### DATA SHOWN
::::
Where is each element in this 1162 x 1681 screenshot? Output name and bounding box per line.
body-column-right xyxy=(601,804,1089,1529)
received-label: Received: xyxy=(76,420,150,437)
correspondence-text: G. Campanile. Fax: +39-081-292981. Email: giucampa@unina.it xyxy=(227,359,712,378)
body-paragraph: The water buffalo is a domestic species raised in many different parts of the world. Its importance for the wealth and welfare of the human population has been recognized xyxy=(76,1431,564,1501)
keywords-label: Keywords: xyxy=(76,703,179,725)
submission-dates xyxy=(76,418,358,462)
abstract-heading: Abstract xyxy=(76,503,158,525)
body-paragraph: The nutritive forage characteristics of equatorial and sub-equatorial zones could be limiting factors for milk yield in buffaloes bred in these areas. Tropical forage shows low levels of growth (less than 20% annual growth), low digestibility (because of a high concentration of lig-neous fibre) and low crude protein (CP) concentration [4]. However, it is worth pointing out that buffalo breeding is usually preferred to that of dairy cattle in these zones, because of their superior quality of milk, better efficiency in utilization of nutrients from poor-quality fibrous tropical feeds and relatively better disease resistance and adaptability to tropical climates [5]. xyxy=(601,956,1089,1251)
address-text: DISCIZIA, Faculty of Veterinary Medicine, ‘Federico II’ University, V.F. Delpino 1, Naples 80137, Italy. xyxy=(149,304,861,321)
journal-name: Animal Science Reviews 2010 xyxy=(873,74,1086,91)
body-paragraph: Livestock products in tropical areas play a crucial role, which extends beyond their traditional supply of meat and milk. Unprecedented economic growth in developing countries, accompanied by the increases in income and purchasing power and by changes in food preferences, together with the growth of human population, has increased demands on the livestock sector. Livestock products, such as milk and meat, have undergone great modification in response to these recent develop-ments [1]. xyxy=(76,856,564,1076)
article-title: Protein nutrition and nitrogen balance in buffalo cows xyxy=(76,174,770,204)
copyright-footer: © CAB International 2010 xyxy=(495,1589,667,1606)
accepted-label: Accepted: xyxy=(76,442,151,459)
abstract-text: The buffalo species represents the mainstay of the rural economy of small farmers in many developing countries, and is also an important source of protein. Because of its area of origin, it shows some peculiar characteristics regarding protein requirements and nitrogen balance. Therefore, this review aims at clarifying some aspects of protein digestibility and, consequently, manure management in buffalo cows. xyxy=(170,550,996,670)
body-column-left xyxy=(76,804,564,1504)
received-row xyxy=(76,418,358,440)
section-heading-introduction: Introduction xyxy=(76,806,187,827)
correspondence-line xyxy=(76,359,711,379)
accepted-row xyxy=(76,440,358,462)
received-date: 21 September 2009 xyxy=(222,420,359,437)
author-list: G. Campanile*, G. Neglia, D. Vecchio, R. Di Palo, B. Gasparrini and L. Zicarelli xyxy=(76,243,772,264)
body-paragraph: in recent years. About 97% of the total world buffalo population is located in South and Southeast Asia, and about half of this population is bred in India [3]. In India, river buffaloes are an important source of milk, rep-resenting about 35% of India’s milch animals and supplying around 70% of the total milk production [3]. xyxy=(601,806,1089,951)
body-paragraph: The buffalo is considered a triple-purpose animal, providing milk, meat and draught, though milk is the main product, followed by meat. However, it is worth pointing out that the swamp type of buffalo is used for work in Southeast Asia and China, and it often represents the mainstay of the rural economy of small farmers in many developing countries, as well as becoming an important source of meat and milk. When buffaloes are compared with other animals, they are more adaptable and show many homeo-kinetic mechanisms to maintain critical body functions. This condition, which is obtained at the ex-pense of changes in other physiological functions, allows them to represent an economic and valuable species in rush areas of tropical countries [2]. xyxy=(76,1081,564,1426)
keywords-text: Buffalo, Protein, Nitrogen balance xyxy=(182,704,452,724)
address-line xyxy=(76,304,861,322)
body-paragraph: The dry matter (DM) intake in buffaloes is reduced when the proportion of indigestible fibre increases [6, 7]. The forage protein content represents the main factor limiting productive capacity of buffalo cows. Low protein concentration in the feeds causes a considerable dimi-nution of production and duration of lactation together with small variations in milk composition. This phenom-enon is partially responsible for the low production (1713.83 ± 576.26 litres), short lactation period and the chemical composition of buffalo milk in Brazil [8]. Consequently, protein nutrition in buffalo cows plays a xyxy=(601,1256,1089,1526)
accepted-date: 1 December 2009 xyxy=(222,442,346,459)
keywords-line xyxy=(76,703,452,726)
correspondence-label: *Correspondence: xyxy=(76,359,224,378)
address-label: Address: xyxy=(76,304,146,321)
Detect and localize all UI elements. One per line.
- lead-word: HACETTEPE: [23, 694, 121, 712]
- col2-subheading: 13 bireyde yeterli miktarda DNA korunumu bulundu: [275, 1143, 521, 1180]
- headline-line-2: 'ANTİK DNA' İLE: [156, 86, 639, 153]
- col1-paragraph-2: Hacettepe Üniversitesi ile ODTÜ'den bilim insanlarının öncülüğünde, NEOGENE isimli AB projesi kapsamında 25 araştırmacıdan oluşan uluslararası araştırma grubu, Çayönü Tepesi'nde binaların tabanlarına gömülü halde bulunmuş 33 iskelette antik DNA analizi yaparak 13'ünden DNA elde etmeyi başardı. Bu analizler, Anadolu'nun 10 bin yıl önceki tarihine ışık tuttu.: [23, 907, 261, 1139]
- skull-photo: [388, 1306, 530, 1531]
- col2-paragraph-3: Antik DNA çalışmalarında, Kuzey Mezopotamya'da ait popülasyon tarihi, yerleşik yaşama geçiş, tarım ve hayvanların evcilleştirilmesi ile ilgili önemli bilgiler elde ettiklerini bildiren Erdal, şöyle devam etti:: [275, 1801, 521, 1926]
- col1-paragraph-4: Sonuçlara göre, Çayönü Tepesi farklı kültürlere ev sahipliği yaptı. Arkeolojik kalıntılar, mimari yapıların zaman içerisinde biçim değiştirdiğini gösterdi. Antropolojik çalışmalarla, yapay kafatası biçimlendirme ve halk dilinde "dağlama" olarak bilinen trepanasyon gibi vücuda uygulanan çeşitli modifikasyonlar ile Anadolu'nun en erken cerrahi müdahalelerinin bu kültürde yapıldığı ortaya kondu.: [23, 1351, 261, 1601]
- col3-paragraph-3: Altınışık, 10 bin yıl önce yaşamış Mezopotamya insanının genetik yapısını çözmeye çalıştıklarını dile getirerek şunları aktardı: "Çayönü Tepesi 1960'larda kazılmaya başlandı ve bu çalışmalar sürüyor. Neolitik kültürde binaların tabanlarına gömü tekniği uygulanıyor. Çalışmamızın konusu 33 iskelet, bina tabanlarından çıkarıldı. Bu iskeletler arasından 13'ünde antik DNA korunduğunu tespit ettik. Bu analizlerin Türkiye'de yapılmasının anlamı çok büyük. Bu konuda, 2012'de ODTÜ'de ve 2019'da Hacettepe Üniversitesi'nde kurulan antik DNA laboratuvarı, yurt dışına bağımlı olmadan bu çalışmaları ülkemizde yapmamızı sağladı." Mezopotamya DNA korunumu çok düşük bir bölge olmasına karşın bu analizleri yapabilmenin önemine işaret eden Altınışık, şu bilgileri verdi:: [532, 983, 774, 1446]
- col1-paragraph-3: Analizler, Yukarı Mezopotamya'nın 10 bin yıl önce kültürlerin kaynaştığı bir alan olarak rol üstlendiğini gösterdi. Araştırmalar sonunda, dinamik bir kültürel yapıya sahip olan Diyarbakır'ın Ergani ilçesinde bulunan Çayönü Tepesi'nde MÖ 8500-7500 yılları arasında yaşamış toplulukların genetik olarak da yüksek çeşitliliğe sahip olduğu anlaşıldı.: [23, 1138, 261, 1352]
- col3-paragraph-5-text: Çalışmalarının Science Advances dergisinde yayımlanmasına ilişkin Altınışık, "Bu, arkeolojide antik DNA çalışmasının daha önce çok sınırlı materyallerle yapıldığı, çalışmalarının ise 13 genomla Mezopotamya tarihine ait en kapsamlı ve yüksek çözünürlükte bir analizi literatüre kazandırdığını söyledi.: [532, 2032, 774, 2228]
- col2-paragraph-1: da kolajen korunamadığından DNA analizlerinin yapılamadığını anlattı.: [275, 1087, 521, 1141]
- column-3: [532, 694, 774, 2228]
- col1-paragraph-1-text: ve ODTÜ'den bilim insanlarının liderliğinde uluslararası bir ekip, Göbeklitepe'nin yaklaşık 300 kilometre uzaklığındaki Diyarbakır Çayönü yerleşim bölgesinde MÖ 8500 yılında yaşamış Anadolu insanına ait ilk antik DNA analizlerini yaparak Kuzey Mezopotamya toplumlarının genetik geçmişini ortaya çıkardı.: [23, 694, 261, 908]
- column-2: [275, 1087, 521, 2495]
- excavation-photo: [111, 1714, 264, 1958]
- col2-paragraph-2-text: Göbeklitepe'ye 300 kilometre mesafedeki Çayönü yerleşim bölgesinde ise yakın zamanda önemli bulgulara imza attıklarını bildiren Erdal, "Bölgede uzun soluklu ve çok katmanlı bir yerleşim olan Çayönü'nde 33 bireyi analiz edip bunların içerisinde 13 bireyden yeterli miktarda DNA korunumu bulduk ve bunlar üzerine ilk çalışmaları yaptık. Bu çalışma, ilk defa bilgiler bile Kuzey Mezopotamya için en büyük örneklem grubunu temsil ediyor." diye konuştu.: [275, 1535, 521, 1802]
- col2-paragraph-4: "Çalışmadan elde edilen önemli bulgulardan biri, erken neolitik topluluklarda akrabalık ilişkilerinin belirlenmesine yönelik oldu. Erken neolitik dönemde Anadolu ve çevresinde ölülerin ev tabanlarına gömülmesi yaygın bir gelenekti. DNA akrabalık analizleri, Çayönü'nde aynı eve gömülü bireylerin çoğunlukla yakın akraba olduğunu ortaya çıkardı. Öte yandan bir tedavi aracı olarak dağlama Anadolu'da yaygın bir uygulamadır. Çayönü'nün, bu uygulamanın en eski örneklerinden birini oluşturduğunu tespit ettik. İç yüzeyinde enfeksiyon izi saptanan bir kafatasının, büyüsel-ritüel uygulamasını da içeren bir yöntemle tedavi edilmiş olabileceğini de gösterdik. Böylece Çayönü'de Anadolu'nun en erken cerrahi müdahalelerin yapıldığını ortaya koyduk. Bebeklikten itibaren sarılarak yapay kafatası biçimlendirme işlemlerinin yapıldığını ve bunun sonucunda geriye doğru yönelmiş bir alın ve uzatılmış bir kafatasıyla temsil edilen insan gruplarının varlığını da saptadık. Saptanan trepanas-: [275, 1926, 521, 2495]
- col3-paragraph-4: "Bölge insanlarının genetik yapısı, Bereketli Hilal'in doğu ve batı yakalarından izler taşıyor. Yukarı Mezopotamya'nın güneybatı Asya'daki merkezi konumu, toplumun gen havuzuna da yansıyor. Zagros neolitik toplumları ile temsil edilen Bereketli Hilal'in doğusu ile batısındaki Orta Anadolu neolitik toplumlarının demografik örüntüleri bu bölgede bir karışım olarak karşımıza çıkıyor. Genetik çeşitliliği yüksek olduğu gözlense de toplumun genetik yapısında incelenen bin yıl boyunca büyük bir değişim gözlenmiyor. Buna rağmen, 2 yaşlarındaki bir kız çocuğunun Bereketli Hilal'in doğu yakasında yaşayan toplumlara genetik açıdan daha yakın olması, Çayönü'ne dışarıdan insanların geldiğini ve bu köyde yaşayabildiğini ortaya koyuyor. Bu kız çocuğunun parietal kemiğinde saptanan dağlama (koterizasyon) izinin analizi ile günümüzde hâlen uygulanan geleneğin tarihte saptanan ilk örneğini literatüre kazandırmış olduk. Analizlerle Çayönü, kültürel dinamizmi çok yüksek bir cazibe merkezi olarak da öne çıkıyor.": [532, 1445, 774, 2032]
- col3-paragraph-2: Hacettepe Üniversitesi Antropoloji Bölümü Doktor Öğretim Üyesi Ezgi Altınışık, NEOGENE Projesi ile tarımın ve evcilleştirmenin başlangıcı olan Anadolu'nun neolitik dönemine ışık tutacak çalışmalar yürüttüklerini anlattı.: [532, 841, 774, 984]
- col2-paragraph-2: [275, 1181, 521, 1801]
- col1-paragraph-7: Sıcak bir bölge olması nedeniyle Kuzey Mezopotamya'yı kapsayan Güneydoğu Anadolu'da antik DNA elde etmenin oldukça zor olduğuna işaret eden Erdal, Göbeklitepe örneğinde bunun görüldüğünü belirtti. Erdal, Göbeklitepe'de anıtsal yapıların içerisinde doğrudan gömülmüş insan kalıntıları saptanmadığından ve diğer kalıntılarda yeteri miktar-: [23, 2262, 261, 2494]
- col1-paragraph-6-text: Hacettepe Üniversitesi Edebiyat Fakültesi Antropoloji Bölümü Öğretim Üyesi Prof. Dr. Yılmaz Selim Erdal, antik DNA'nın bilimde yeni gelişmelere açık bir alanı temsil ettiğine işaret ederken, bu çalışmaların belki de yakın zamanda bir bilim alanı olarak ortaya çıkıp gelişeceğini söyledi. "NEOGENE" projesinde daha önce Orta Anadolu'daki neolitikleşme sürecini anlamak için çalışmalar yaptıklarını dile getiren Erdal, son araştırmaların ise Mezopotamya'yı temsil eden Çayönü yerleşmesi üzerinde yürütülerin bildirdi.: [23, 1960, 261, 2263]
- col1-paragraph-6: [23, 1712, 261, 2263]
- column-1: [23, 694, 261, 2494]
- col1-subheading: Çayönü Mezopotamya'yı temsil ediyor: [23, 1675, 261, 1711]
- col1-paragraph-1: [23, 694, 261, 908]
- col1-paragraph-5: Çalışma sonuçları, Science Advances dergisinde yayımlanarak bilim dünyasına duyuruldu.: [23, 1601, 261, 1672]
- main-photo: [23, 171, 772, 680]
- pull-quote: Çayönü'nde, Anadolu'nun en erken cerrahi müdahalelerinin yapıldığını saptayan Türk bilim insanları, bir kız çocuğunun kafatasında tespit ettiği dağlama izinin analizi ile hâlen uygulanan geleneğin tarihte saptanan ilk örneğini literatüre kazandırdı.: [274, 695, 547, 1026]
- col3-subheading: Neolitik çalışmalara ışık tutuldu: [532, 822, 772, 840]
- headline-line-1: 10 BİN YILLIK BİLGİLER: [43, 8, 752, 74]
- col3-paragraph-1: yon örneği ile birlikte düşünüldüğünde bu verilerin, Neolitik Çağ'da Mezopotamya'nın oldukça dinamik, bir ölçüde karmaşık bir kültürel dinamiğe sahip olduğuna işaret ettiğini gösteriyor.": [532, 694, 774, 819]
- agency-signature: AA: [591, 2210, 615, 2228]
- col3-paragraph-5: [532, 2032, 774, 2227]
::::
### WHAT YOU SHOULD DO
Only the lines holding the word "column" belong in the answer; copy them from the listing above.

### FINISHED TASK
body-column-right xyxy=(601,804,1089,1529)
body-column-left xyxy=(76,804,564,1504)
- column-3: [532, 694, 774, 2228]
- column-2: [275, 1087, 521, 2495]
- column-1: [23, 694, 261, 2494]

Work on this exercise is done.